:: Listed records ::
----------------------------------------

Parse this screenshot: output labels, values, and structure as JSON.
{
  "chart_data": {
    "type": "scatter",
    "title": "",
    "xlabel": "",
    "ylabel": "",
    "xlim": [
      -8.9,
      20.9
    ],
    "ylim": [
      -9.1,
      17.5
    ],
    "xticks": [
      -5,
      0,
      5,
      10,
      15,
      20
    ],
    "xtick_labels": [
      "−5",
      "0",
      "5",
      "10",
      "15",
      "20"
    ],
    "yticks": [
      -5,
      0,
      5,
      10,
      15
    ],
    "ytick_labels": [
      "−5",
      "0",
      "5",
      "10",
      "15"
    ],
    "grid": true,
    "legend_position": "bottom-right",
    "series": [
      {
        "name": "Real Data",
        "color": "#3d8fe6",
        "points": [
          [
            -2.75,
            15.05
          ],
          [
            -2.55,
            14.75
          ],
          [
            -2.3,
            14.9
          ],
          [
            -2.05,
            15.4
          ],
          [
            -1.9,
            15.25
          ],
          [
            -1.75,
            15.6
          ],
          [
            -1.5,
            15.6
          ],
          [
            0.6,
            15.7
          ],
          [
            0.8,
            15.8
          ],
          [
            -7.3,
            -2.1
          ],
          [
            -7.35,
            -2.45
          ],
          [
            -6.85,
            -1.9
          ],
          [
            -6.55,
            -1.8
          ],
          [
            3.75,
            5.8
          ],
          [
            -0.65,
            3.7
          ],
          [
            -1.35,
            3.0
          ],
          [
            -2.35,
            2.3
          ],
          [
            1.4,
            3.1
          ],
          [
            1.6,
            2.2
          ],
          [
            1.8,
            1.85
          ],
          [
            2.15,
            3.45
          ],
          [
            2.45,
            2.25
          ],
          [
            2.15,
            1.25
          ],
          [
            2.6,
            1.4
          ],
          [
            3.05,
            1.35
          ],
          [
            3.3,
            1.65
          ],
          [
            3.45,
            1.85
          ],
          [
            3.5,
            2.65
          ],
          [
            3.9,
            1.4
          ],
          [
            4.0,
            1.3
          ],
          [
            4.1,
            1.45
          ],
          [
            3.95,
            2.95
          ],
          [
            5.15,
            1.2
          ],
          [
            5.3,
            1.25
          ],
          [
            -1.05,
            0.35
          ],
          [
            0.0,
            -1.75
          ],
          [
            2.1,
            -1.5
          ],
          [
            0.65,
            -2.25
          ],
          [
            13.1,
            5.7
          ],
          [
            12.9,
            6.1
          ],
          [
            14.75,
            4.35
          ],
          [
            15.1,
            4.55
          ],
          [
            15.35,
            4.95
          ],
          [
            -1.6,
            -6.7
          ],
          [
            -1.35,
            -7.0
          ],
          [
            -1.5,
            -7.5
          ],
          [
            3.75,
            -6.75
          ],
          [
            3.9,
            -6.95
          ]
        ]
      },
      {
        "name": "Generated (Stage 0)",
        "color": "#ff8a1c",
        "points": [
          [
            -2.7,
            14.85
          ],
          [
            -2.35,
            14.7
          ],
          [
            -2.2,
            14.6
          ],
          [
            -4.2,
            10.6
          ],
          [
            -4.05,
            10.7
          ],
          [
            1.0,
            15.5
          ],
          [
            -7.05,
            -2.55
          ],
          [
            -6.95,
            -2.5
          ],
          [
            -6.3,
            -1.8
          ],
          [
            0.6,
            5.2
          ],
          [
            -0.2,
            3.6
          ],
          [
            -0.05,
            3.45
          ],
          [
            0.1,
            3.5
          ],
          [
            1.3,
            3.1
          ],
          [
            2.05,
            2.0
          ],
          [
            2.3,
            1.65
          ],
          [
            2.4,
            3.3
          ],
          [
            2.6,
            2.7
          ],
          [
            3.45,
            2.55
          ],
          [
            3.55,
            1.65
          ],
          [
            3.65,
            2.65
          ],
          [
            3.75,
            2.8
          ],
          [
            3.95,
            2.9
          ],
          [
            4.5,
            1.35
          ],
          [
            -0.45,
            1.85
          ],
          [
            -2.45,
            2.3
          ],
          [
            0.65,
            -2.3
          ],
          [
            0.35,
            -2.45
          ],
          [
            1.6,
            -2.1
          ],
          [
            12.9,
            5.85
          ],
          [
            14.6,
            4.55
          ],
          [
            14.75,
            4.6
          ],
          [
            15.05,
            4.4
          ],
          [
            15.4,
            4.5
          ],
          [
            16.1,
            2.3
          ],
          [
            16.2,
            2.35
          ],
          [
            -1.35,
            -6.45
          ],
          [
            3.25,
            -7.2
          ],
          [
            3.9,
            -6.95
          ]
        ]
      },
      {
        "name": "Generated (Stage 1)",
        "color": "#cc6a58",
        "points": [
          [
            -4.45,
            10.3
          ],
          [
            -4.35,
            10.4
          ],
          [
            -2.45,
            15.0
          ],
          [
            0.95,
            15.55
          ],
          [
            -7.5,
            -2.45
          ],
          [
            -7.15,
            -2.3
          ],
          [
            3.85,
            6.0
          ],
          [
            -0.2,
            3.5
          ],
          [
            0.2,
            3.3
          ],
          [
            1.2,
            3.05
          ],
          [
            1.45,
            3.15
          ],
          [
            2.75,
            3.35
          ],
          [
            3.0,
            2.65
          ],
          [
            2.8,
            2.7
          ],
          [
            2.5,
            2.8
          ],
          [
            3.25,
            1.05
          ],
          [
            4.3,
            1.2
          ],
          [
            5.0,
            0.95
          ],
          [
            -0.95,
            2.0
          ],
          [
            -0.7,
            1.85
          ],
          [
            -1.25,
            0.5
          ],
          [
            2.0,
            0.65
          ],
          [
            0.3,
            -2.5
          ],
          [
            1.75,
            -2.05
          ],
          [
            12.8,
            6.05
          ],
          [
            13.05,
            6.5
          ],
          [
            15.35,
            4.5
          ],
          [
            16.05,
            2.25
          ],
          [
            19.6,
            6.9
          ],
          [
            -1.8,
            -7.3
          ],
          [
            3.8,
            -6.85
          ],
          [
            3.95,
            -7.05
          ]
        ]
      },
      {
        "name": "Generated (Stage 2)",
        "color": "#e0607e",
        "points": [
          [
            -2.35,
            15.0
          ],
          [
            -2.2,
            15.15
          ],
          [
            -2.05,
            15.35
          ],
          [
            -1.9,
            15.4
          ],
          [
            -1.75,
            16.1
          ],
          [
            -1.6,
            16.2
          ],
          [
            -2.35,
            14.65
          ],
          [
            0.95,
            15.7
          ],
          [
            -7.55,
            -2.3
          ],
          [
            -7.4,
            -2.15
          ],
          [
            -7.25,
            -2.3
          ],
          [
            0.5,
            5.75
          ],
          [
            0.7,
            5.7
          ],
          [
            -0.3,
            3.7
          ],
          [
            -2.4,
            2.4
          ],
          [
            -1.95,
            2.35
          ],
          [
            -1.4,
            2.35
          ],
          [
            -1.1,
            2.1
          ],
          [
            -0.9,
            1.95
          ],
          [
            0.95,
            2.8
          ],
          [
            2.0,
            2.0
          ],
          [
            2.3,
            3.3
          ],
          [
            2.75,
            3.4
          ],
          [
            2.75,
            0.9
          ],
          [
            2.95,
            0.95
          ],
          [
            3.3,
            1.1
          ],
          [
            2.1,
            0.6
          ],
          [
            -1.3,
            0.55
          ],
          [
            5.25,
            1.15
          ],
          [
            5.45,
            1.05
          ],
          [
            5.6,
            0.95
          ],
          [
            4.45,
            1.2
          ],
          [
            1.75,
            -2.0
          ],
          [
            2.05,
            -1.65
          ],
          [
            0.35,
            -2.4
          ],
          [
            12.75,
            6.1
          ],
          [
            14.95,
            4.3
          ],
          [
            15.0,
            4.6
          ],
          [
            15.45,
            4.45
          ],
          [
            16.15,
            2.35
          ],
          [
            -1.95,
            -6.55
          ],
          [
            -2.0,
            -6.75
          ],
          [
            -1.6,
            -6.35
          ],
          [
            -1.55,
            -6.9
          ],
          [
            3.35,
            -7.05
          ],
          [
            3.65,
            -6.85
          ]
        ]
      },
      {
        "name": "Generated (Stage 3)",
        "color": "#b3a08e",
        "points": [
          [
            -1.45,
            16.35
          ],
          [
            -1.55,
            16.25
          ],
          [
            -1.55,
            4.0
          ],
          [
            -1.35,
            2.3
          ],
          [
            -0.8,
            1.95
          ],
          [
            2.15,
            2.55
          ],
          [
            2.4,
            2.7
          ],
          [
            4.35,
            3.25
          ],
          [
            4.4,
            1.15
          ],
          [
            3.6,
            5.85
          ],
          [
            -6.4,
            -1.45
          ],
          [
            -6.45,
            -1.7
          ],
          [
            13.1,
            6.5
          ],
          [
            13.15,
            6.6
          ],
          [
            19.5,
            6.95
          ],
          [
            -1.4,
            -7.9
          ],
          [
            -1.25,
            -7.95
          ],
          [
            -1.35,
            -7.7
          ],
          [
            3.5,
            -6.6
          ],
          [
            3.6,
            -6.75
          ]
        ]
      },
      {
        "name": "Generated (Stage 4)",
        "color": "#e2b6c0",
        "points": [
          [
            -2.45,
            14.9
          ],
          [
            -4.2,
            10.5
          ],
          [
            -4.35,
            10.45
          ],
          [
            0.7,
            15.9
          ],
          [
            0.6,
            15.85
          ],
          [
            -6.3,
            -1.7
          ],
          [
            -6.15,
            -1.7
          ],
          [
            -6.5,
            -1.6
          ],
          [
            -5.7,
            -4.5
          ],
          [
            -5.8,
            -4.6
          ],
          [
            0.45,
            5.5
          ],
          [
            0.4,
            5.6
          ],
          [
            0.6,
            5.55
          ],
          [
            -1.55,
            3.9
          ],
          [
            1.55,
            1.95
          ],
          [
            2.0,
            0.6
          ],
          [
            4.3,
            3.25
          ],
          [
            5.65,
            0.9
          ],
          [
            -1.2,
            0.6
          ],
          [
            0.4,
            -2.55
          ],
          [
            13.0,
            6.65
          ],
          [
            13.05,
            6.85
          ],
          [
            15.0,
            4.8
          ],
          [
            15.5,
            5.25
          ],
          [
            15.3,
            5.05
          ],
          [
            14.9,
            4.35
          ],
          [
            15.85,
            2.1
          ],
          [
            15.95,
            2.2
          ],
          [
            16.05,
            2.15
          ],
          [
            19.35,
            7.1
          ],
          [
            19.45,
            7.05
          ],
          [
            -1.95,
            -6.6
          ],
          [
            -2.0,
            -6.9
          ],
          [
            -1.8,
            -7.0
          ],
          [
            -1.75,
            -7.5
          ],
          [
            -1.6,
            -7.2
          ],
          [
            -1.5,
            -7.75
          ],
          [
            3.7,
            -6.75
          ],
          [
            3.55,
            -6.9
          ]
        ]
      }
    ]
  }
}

----------------------------------------

Only lines with the word "color" should be collected from the material.

        "color": "#3d8fe6",
        "color": "#ff8a1c",
        "color": "#cc6a58",
        "color": "#e0607e",
        "color": "#b3a08e",
        "color": "#e2b6c0",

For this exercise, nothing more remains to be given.